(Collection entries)
....
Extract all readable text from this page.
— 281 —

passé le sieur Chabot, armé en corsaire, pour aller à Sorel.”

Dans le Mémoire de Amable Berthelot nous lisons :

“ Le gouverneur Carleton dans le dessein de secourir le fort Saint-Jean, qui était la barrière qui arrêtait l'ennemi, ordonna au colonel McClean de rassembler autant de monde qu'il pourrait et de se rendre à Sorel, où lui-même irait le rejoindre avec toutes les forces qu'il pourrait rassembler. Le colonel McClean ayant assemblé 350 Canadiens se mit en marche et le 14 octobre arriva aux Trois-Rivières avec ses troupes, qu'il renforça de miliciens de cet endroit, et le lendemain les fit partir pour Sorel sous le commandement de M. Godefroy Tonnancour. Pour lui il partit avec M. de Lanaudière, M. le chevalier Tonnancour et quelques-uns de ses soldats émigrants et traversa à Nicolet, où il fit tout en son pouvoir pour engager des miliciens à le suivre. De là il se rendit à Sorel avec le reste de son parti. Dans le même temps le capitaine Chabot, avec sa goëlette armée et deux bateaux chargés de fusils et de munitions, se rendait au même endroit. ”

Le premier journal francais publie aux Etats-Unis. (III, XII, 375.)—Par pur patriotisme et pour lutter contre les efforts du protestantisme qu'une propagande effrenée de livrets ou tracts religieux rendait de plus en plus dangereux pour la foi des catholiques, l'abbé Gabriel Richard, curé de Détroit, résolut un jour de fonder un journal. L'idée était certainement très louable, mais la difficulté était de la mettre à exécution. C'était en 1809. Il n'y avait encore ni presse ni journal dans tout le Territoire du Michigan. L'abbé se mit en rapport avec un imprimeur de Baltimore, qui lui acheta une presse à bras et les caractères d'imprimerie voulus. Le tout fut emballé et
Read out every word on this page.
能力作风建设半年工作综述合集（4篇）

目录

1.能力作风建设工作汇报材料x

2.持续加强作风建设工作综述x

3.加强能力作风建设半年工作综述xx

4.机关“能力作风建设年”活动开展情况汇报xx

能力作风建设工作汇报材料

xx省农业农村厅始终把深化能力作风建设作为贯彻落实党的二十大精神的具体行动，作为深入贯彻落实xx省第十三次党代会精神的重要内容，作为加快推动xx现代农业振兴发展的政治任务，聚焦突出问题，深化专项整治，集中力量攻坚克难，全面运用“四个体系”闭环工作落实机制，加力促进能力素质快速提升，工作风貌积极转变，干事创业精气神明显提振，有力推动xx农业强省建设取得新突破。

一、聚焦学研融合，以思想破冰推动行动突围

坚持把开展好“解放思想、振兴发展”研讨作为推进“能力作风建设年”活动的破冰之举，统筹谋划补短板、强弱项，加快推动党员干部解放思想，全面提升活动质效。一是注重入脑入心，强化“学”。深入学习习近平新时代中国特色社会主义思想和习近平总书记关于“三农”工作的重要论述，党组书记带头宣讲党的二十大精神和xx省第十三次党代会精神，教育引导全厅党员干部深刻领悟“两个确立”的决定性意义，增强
....
§ SHORT PROBLEM: The whole listing above needs to be written out again exactly.

§ WRITTEN RESPONSE:
Extract all readable text from this page.
— 281 —

passé le sieur Chabot, armé en corsaire, pour aller à Sorel.”

Dans le Mémoire de Amable Berthelot nous lisons :

“ Le gouverneur Carleton dans le dessein de secourir le fort Saint-Jean, qui était la barrière qui arrêtait l'ennemi, ordonna au colonel McClean de rassembler autant de monde qu'il pourrait et de se rendre à Sorel, où lui-même irait le rejoindre avec toutes les forces qu'il pourrait rassembler. Le colonel McClean ayant assemblé 350 Canadiens se mit en marche et le 14 octobre arriva aux Trois-Rivières avec ses troupes, qu'il renforça de miliciens de cet endroit, et le lendemain les fit partir pour Sorel sous le commandement de M. Godefroy Tonnancour. Pour lui il partit avec M. de Lanaudière, M. le chevalier Tonnancour et quelques-uns de ses soldats émigrants et traversa à Nicolet, où il fit tout en son pouvoir pour engager des miliciens à le suivre. De là il se rendit à Sorel avec le reste de son parti. Dans le même temps le capitaine Chabot, avec sa goëlette armée et deux bateaux chargés de fusils et de munitions, se rendait au même endroit. ”

Le premier journal francais publie aux Etats-Unis. (III, XII, 375.)—Par pur patriotisme et pour lutter contre les efforts du protestantisme qu'une propagande effrenée de livrets ou tracts religieux rendait de plus en plus dangereux pour la foi des catholiques, l'abbé Gabriel Richard, curé de Détroit, résolut un jour de fonder un journal. L'idée était certainement très louable, mais la difficulté était de la mettre à exécution. C'était en 1809. Il n'y avait encore ni presse ni journal dans tout le Territoire du Michigan. L'abbé se mit en rapport avec un imprimeur de Baltimore, qui lui acheta une presse à bras et les caractères d'imprimerie voulus. Le tout fut emballé et
Read out every word on this page.
能力作风建设半年工作综述合集（4篇）

目录

1.能力作风建设工作汇报材料x

2.持续加强作风建设工作综述x

3.加强能力作风建设半年工作综述xx

4.机关“能力作风建设年”活动开展情况汇报xx

能力作风建设工作汇报材料

xx省农业农村厅始终把深化能力作风建设作为贯彻落实党的二十大精神的具体行动，作为深入贯彻落实xx省第十三次党代会精神的重要内容，作为加快推动xx现代农业振兴发展的政治任务，聚焦突出问题，深化专项整治，集中力量攻坚克难，全面运用“四个体系”闭环工作落实机制，加力促进能力素质快速提升，工作风貌积极转变，干事创业精气神明显提振，有力推动xx农业强省建设取得新突破。

一、聚焦学研融合，以思想破冰推动行动突围

坚持把开展好“解放思想、振兴发展”研讨作为推进“能力作风建设年”活动的破冰之举，统筹谋划补短板、强弱项，加快推动党员干部解放思想，全面提升活动质效。一是注重入脑入心，强化“学”。深入学习习近平新时代中国特色社会主义思想和习近平总书记关于“三农”工作的重要论述，党组书记带头宣讲党的二十大精神和xx省第十三次党代会精神，教育引导全厅党员干部深刻领悟“两个确立”的决定性意义，增强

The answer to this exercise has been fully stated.